Direction
Copy out the following passage on the occupation of Iraq word for word, from its first sentence to its last.

>> BEGIN Document text

The central issue is the right of the Iraqi people to
independence, to choose their own government and social
system and control their own resources. They certainly will
not be able to do this under imperialist occupation. The
Iraqis could easily establish a new independent government
within weeks if freely allowed to do so. That, however, is
not on George W Bush's agenda.

Bush and the most aggressive circles within the American
ruling class want to carve-up the Middle East as part of
their plan to rule the world. Iraq is just the first step.
All its oil is going to be handed over to the big oil
corporations. All its territory will be used as a strategic
base to threaten the other countries in the region which
stand in imperialism's way.

They call it "globalization" or the "new world order". They
call their colonial wars "the fight against terrorism".
What it means is simply world domination. The next target
could be Syria, Iran or the Democratic People's Republic
of Korea. All, like Iraq, were branded by Bush as part of
the "axis of evil".

In the past the imperialists justified their colonial wars
by using the racist and imperialist theories of the "white
man's burden", "the master race" or "manifest destiny". The
horrors of the two world wars of the last century killed
most of that reactionary nonsense. So now they fly the
false flag of "democracy" and "liberation" to justify their
crimes.

We've seen their "liberation" in practice in Iraq;
worthless puppets and crooks imported into the country to
act as stooges; civilians bullied and gunned down by
trigger-happy US Marines while their cities burn. Basic
civil rights denied while the country is flooded with drugs
and criminal gangs roam under the eyes of the occupation
forces.

The European Union and the Crisis

Blair's appeal to the rest of the European Union to back
British imperialism's "UN road" received a lukewarm
response in France and Germany.

>> END Document text
>> BEGIN Supplied entries

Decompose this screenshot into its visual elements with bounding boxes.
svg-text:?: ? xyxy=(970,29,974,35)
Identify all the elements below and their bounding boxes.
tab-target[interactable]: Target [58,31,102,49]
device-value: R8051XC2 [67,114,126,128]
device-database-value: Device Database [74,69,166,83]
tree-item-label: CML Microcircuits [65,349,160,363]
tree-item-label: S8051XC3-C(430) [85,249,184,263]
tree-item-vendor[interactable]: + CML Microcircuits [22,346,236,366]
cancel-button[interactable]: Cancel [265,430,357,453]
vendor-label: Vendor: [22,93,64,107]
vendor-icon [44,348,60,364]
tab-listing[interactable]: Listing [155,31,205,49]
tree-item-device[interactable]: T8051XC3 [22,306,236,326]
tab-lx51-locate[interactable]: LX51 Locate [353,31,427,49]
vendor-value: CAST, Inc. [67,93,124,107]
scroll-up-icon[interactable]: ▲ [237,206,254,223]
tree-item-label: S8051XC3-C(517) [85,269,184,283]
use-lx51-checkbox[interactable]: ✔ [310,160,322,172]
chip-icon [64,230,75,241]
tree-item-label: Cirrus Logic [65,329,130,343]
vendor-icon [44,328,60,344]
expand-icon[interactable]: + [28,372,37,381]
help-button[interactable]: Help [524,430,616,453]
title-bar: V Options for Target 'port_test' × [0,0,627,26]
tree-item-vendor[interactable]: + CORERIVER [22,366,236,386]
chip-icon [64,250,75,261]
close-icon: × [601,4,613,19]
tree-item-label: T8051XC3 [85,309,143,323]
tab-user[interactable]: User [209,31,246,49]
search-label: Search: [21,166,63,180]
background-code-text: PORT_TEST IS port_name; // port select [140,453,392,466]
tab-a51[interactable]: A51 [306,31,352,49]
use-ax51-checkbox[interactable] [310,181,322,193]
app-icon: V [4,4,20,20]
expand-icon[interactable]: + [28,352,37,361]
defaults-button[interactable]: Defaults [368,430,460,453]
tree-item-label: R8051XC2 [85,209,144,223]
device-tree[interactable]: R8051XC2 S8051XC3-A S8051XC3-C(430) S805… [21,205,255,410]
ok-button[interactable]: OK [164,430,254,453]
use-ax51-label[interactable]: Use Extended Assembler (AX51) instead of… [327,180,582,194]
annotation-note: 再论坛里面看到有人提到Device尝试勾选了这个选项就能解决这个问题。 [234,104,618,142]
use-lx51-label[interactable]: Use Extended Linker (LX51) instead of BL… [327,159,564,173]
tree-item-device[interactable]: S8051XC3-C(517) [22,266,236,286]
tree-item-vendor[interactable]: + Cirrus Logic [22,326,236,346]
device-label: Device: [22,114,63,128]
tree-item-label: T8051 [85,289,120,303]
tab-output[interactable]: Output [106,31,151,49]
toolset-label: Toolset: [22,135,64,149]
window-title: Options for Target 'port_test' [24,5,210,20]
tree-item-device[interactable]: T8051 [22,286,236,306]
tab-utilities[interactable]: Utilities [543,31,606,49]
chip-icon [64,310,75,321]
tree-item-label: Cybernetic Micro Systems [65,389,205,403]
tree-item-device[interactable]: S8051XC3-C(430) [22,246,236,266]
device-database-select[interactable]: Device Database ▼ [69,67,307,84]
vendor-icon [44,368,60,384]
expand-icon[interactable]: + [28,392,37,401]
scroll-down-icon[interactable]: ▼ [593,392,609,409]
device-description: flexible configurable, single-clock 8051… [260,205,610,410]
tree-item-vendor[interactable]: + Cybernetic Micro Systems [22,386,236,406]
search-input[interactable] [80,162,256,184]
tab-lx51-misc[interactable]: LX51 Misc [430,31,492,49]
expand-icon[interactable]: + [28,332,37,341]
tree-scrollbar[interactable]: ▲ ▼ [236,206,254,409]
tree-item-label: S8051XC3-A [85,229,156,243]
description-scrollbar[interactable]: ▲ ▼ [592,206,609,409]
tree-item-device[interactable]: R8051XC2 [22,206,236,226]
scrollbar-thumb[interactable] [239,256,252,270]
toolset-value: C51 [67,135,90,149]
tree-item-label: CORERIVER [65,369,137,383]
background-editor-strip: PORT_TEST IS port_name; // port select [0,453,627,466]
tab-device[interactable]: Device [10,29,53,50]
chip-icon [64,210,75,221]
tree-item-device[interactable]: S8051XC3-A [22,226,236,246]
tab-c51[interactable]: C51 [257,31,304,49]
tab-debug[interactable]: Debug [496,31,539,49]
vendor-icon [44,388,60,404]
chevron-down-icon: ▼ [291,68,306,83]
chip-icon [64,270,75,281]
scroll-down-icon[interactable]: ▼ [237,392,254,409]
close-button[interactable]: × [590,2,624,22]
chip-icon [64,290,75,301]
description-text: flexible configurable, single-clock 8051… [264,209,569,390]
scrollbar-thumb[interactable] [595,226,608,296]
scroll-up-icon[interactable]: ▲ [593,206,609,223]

>> END Supplied entries

Full solution
The central issue is the right of the Iraqi people to
independence, to choose their own government and social
system and control their own resources. They certainly will
not be able to do this under imperialist occupation. The
Iraqis could easily establish a new independent government
within weeks if freely allowed to do so. That, however, is
not on George W Bush's agenda.

Bush and the most aggressive circles within the American
ruling class want to carve-up the Middle East as part of
their plan to rule the world. Iraq is just the first step.
All its oil is going to be handed over to the big oil
corporations. All its territory will be used as a strategic
base to threaten the other countries in the region which
stand in imperialism's way.

They call it "globalization" or the "new world order". They
call their colonial wars "the fight against terrorism".
What it means is simply world domination. The next target
could be Syria, Iran or the Democratic People's Republic
of Korea. All, like Iraq, were branded by Bush as part of
the "axis of evil".

In the past the imperialists justified their colonial wars
by using the racist and imperialist theories of the "white
man's burden", "the master race" or "manifest destiny". The
horrors of the two world wars of the last century killed
most of that reactionary nonsense. So now they fly the
false flag of "democracy" and "liberation" to justify their
crimes.

We've seen their "liberation" in practice in Iraq;
worthless puppets and crooks imported into the country to
act as stooges; civilians bullied and gunned down by
trigger-happy US Marines while their cities burn. Basic
civil rights denied while the country is flooded with drugs
and criminal gangs roam under the eyes of the occupation
forces.

The European Union and the Crisis

Blair's appeal to the rest of the European Union to back
British imperialism's "UN road" received a lukewarm
response in France and Germany.